__Aim of the task__. Give back the whole listing exactly as shown.

Extracted records:
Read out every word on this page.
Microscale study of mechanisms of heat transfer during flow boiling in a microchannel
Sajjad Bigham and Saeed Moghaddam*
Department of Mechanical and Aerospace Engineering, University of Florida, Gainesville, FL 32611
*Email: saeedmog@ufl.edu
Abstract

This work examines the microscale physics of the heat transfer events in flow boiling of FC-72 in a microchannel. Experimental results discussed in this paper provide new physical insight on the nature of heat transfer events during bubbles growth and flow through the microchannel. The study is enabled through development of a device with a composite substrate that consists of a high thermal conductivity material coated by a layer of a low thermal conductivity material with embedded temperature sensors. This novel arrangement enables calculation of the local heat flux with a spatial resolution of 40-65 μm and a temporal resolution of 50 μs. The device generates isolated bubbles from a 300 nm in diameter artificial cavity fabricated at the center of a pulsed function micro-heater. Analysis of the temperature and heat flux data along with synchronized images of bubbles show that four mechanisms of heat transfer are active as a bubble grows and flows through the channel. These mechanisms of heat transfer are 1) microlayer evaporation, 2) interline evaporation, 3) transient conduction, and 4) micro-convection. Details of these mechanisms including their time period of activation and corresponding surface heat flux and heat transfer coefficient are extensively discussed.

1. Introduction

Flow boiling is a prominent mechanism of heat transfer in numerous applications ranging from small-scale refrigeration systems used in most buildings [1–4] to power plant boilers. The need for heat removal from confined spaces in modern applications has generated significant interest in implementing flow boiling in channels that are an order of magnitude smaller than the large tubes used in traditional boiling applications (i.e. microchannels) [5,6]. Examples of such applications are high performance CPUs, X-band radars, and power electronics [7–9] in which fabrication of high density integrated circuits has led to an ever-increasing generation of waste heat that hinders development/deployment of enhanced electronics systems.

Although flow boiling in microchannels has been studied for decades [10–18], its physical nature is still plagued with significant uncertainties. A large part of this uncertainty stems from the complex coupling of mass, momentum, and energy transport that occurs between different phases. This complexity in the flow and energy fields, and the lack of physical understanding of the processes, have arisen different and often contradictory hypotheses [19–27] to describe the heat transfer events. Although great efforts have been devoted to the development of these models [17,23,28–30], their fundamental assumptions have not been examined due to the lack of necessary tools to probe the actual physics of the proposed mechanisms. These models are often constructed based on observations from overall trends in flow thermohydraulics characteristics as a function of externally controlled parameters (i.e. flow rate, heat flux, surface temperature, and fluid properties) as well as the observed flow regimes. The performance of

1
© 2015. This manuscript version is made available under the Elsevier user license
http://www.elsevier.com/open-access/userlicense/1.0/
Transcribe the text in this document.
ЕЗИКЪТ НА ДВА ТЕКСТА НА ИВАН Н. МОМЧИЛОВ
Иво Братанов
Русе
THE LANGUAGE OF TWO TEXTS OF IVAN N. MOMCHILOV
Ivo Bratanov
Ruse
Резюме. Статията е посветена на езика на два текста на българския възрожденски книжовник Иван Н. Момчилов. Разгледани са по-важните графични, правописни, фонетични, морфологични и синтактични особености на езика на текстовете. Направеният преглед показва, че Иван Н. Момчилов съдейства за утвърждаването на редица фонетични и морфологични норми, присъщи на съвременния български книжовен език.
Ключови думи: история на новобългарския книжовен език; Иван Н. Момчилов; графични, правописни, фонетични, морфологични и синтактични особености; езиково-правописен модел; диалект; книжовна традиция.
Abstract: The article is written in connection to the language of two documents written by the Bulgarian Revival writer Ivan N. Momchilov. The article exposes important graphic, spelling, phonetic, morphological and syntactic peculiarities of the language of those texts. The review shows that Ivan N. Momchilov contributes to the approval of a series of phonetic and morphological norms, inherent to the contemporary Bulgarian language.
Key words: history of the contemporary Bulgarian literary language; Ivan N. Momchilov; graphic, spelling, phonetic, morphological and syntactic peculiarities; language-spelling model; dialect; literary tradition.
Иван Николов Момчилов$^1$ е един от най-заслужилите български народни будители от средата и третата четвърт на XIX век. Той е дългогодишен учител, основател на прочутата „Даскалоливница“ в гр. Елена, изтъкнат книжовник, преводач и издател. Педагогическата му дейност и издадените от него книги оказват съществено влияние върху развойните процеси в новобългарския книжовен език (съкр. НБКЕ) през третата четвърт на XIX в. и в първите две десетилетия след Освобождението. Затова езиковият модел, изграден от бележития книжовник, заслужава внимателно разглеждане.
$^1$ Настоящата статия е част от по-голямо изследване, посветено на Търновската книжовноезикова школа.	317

__Answer to the task__.
Read out every word on this page.
Microscale study of mechanisms of heat transfer during flow boiling in a microchannel
Sajjad Bigham and Saeed Moghaddam*
Department of Mechanical and Aerospace Engineering, University of Florida, Gainesville, FL 32611
*Email: saeedmog@ufl.edu
Abstract

This work examines the microscale physics of the heat transfer events in flow boiling of FC-72 in a microchannel. Experimental results discussed in this paper provide new physical insight on the nature of heat transfer events during bubbles growth and flow through the microchannel. The study is enabled through development of a device with a composite substrate that consists of a high thermal conductivity material coated by a layer of a low thermal conductivity material with embedded temperature sensors. This novel arrangement enables calculation of the local heat flux with a spatial resolution of 40-65 μm and a temporal resolution of 50 μs. The device generates isolated bubbles from a 300 nm in diameter artificial cavity fabricated at the center of a pulsed function micro-heater. Analysis of the temperature and heat flux data along with synchronized images of bubbles show that four mechanisms of heat transfer are active as a bubble grows and flows through the channel. These mechanisms of heat transfer are 1) microlayer evaporation, 2) interline evaporation, 3) transient conduction, and 4) micro-convection. Details of these mechanisms including their time period of activation and corresponding surface heat flux and heat transfer coefficient are extensively discussed.

1. Introduction

Flow boiling is a prominent mechanism of heat transfer in numerous applications ranging from small-scale refrigeration systems used in most buildings [1–4] to power plant boilers. The need for heat removal from confined spaces in modern applications has generated significant interest in implementing flow boiling in channels that are an order of magnitude smaller than the large tubes used in traditional boiling applications (i.e. microchannels) [5,6]. Examples of such applications are high performance CPUs, X-band radars, and power electronics [7–9] in which fabrication of high density integrated circuits has led to an ever-increasing generation of waste heat that hinders development/deployment of enhanced electronics systems.

Although flow boiling in microchannels has been studied for decades [10–18], its physical nature is still plagued with significant uncertainties. A large part of this uncertainty stems from the complex coupling of mass, momentum, and energy transport that occurs between different phases. This complexity in the flow and energy fields, and the lack of physical understanding of the processes, have arisen different and often contradictory hypotheses [19–27] to describe the heat transfer events. Although great efforts have been devoted to the development of these models [17,23,28–30], their fundamental assumptions have not been examined due to the lack of necessary tools to probe the actual physics of the proposed mechanisms. These models are often constructed based on observations from overall trends in flow thermohydraulics characteristics as a function of externally controlled parameters (i.e. flow rate, heat flux, surface temperature, and fluid properties) as well as the observed flow regimes. The performance of

1
© 2015. This manuscript version is made available under the Elsevier user license
http://www.elsevier.com/open-access/userlicense/1.0/
Transcribe the text in this document.
ЕЗИКЪТ НА ДВА ТЕКСТА НА ИВАН Н. МОМЧИЛОВ
Иво Братанов
Русе
THE LANGUAGE OF TWO TEXTS OF IVAN N. MOMCHILOV
Ivo Bratanov
Ruse
Резюме. Статията е посветена на езика на два текста на българския възрожденски книжовник Иван Н. Момчилов. Разгледани са по-важните графични, правописни, фонетични, морфологични и синтактични особености на езика на текстовете. Направеният преглед показва, че Иван Н. Момчилов съдейства за утвърждаването на редица фонетични и морфологични норми, присъщи на съвременния български книжовен език.
Ключови думи: история на новобългарския книжовен език; Иван Н. Момчилов; графични, правописни, фонетични, морфологични и синтактични особености; езиково-правописен модел; диалект; книжовна традиция.
Abstract: The article is written in connection to the language of two documents written by the Bulgarian Revival writer Ivan N. Momchilov. The article exposes important graphic, spelling, phonetic, morphological and syntactic peculiarities of the language of those texts. The review shows that Ivan N. Momchilov contributes to the approval of a series of phonetic and morphological norms, inherent to the contemporary Bulgarian language.
Key words: history of the contemporary Bulgarian literary language; Ivan N. Momchilov; graphic, spelling, phonetic, morphological and syntactic peculiarities; language-spelling model; dialect; literary tradition.
Иван Николов Момчилов$^1$ е един от най-заслужилите български народни будители от средата и третата четвърт на XIX век. Той е дългогодишен учител, основател на прочутата „Даскалоливница“ в гр. Елена, изтъкнат книжовник, преводач и издател. Педагогическата му дейност и издадените от него книги оказват съществено влияние върху развойните процеси в новобългарския книжовен език (съкр. НБКЕ) през третата четвърт на XIX в. и в първите две десетилетия след Освобождението. Затова езиковият модел, изграден от бележития книжовник, заслужава внимателно разглеждане.
$^1$ Настоящата статия е част от по-голямо изследване, посветено на Търновската книжовноезикова школа.	317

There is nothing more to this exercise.